◆ **WHAT TO WORK ON**
Each entry below is to be extracted exactly.

◆ **THE DATA**

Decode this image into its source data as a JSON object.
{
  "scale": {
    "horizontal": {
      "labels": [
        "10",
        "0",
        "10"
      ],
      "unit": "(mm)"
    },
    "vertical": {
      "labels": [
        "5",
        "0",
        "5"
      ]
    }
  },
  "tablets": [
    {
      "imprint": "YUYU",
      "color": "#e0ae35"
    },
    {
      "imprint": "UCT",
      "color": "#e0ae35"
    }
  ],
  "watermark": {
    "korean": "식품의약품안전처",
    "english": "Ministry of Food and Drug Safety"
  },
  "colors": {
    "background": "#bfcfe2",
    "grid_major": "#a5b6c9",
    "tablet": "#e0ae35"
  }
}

◆ **RESPONSE**
Decode this image into its source data as a JSON object.
{
  "scale": {
    "horizontal": {
      "labels": [
        "10",
        "0",
        "10"
      ],
      "unit": "(mm)"
    },
    "vertical": {
      "labels": [
        "5",
        "0",
        "5"
      ]
    }
  },
  "tablets": [
    {
      "imprint": "YUYU",
      "color": "#e0ae35"
    },
    {
      "imprint": "UCT",
      "color": "#e0ae35"
    }
  ],
  "watermark": {
    "korean": "식품의약품안전처",
    "english": "Ministry of Food and Drug Safety"
  },
  "colors": {
    "background": "#bfcfe2",
    "grid_major": "#a5b6c9",
    "tablet": "#e0ae35"
  }
}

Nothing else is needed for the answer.